_RECORD SET_
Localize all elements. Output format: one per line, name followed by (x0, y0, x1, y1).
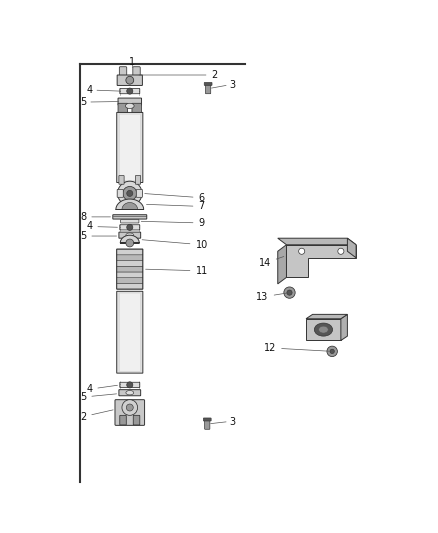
Text: 1: 1 (129, 57, 135, 67)
Circle shape (127, 88, 133, 94)
Text: 5: 5 (80, 392, 117, 402)
FancyBboxPatch shape (113, 215, 147, 219)
FancyBboxPatch shape (117, 278, 143, 284)
Polygon shape (286, 245, 356, 277)
FancyBboxPatch shape (120, 88, 140, 94)
FancyBboxPatch shape (136, 189, 142, 197)
Circle shape (127, 224, 133, 230)
Text: 4: 4 (86, 384, 117, 394)
Polygon shape (120, 235, 139, 243)
Circle shape (122, 400, 138, 415)
Circle shape (327, 346, 337, 357)
Text: 13: 13 (256, 292, 287, 302)
FancyBboxPatch shape (117, 266, 143, 272)
FancyBboxPatch shape (120, 225, 140, 230)
FancyBboxPatch shape (132, 103, 141, 113)
FancyBboxPatch shape (205, 83, 211, 94)
FancyBboxPatch shape (204, 83, 212, 85)
FancyBboxPatch shape (117, 284, 143, 289)
Circle shape (117, 181, 142, 206)
FancyBboxPatch shape (119, 232, 141, 238)
FancyBboxPatch shape (117, 112, 143, 182)
Polygon shape (347, 238, 356, 258)
FancyBboxPatch shape (119, 114, 140, 181)
FancyBboxPatch shape (115, 400, 145, 425)
FancyBboxPatch shape (120, 382, 140, 387)
Polygon shape (341, 314, 347, 341)
Ellipse shape (126, 391, 134, 395)
Polygon shape (278, 245, 286, 284)
Text: 4: 4 (86, 85, 92, 95)
Circle shape (126, 239, 134, 247)
Polygon shape (306, 319, 341, 341)
Circle shape (127, 190, 133, 197)
FancyBboxPatch shape (119, 175, 124, 184)
Text: 5: 5 (80, 231, 117, 241)
Text: 11: 11 (145, 266, 208, 276)
Text: 3: 3 (229, 80, 235, 91)
Circle shape (287, 290, 292, 295)
FancyBboxPatch shape (117, 292, 143, 373)
Text: 10: 10 (142, 240, 208, 250)
FancyBboxPatch shape (117, 249, 143, 255)
Ellipse shape (314, 323, 332, 336)
Text: 12: 12 (264, 343, 329, 353)
Text: 2: 2 (80, 410, 113, 422)
FancyBboxPatch shape (119, 67, 127, 78)
Ellipse shape (319, 326, 328, 333)
Circle shape (338, 248, 344, 254)
Polygon shape (306, 314, 347, 319)
Circle shape (330, 349, 334, 353)
Text: 9: 9 (141, 218, 205, 228)
Text: 6: 6 (145, 193, 205, 203)
FancyBboxPatch shape (135, 175, 141, 184)
FancyBboxPatch shape (117, 261, 143, 266)
Polygon shape (122, 203, 138, 209)
FancyBboxPatch shape (120, 220, 139, 223)
FancyBboxPatch shape (117, 75, 142, 85)
Circle shape (127, 382, 133, 388)
Circle shape (123, 187, 137, 200)
Circle shape (299, 248, 305, 254)
Text: 5: 5 (80, 97, 86, 107)
FancyBboxPatch shape (120, 415, 126, 425)
FancyBboxPatch shape (118, 103, 127, 113)
FancyBboxPatch shape (119, 390, 141, 396)
FancyBboxPatch shape (117, 189, 123, 197)
FancyBboxPatch shape (205, 419, 210, 429)
FancyBboxPatch shape (118, 98, 141, 105)
Text: 14: 14 (258, 256, 284, 268)
FancyBboxPatch shape (203, 418, 211, 421)
Text: 2: 2 (139, 70, 218, 80)
Text: 8: 8 (80, 212, 110, 222)
Text: 7: 7 (146, 201, 205, 212)
Polygon shape (278, 238, 356, 245)
Circle shape (126, 76, 134, 84)
Circle shape (126, 404, 133, 411)
Ellipse shape (126, 233, 134, 237)
FancyBboxPatch shape (133, 67, 140, 78)
FancyBboxPatch shape (117, 255, 143, 261)
FancyBboxPatch shape (133, 415, 140, 425)
FancyBboxPatch shape (117, 272, 143, 278)
Text: 3: 3 (229, 417, 235, 427)
Polygon shape (116, 199, 144, 209)
Ellipse shape (125, 103, 134, 109)
Text: 4: 4 (86, 221, 117, 231)
FancyBboxPatch shape (119, 293, 140, 372)
Circle shape (284, 287, 295, 298)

_DIRECTION_
Reproduce every item above verbatim, leaving out the pictures.

_ANSWER TO THIS EXERCISE_
Localize all elements. Output format: one per line, name followed by (x0, y0, x1, y1).
Text: 1: 1 (129, 57, 135, 67)
Circle shape (127, 88, 133, 94)
Text: 5: 5 (80, 392, 117, 402)
FancyBboxPatch shape (113, 215, 147, 219)
FancyBboxPatch shape (117, 278, 143, 284)
Polygon shape (286, 245, 356, 277)
FancyBboxPatch shape (120, 88, 140, 94)
FancyBboxPatch shape (136, 189, 142, 197)
Circle shape (127, 224, 133, 230)
Text: 4: 4 (86, 384, 117, 394)
Polygon shape (120, 235, 139, 243)
Circle shape (122, 400, 138, 415)
Circle shape (327, 346, 337, 357)
Text: 13: 13 (256, 292, 287, 302)
FancyBboxPatch shape (117, 266, 143, 272)
FancyBboxPatch shape (120, 225, 140, 230)
FancyBboxPatch shape (132, 103, 141, 113)
FancyBboxPatch shape (205, 83, 211, 94)
FancyBboxPatch shape (204, 83, 212, 85)
FancyBboxPatch shape (117, 284, 143, 289)
Circle shape (117, 181, 142, 206)
FancyBboxPatch shape (119, 232, 141, 238)
FancyBboxPatch shape (117, 112, 143, 182)
Polygon shape (347, 238, 356, 258)
FancyBboxPatch shape (119, 114, 140, 181)
FancyBboxPatch shape (115, 400, 145, 425)
FancyBboxPatch shape (120, 382, 140, 387)
Polygon shape (341, 314, 347, 341)
Ellipse shape (126, 391, 134, 395)
Polygon shape (278, 245, 286, 284)
Text: 4: 4 (86, 85, 92, 95)
Circle shape (126, 239, 134, 247)
Polygon shape (306, 319, 341, 341)
Circle shape (127, 190, 133, 197)
FancyBboxPatch shape (119, 175, 124, 184)
Text: 5: 5 (80, 231, 117, 241)
Text: 11: 11 (145, 266, 208, 276)
Text: 3: 3 (229, 80, 235, 91)
Circle shape (287, 290, 292, 295)
FancyBboxPatch shape (117, 292, 143, 373)
Text: 10: 10 (142, 240, 208, 250)
FancyBboxPatch shape (117, 249, 143, 255)
Ellipse shape (314, 323, 332, 336)
Text: 12: 12 (264, 343, 329, 353)
Text: 2: 2 (80, 410, 113, 422)
FancyBboxPatch shape (119, 67, 127, 78)
Ellipse shape (319, 326, 328, 333)
Circle shape (338, 248, 344, 254)
Polygon shape (306, 314, 347, 319)
Circle shape (330, 349, 334, 353)
Text: 9: 9 (141, 218, 205, 228)
Text: 6: 6 (145, 193, 205, 203)
FancyBboxPatch shape (135, 175, 141, 184)
FancyBboxPatch shape (117, 261, 143, 266)
Polygon shape (122, 203, 138, 209)
FancyBboxPatch shape (120, 220, 139, 223)
FancyBboxPatch shape (117, 75, 142, 85)
Circle shape (127, 382, 133, 388)
Circle shape (123, 187, 137, 200)
Circle shape (299, 248, 305, 254)
Text: 5: 5 (80, 97, 86, 107)
FancyBboxPatch shape (120, 415, 126, 425)
FancyBboxPatch shape (118, 103, 127, 113)
FancyBboxPatch shape (119, 390, 141, 396)
FancyBboxPatch shape (117, 189, 123, 197)
FancyBboxPatch shape (205, 419, 210, 429)
FancyBboxPatch shape (118, 98, 141, 105)
Text: 14: 14 (258, 256, 284, 268)
FancyBboxPatch shape (203, 418, 211, 421)
Text: 2: 2 (139, 70, 218, 80)
Text: 8: 8 (80, 212, 110, 222)
Text: 7: 7 (146, 201, 205, 212)
Polygon shape (278, 238, 356, 245)
Circle shape (126, 76, 134, 84)
Circle shape (126, 404, 133, 411)
Ellipse shape (126, 233, 134, 237)
FancyBboxPatch shape (133, 67, 140, 78)
FancyBboxPatch shape (117, 255, 143, 261)
FancyBboxPatch shape (133, 415, 140, 425)
FancyBboxPatch shape (117, 272, 143, 278)
Text: 3: 3 (229, 417, 235, 427)
Polygon shape (116, 199, 144, 209)
Ellipse shape (125, 103, 134, 109)
Text: 4: 4 (86, 221, 117, 231)
FancyBboxPatch shape (119, 293, 140, 372)
Circle shape (284, 287, 295, 298)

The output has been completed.